EXERCISE DATA
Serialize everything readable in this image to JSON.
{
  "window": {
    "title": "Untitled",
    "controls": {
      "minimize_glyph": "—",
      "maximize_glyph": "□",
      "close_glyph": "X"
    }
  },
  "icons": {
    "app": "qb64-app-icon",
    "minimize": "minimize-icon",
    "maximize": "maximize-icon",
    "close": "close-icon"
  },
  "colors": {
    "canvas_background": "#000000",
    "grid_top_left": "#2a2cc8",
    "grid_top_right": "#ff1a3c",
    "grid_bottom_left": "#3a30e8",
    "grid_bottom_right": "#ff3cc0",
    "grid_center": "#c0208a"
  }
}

TASK TO COMPLETE
Using the material above, print every entry exactly as written.

COMPLETE ANSWER
Serialize everything readable in this image to JSON.
{
  "window": {
    "title": "Untitled",
    "controls": {
      "minimize_glyph": "—",
      "maximize_glyph": "□",
      "close_glyph": "X"
    }
  },
  "icons": {
    "app": "qb64-app-icon",
    "minimize": "minimize-icon",
    "maximize": "maximize-icon",
    "close": "close-icon"
  },
  "colors": {
    "canvas_background": "#000000",
    "grid_top_left": "#2a2cc8",
    "grid_top_right": "#ff1a3c",
    "grid_bottom_left": "#3a30e8",
    "grid_bottom_right": "#ff3cc0",
    "grid_center": "#c0208a"
  }
}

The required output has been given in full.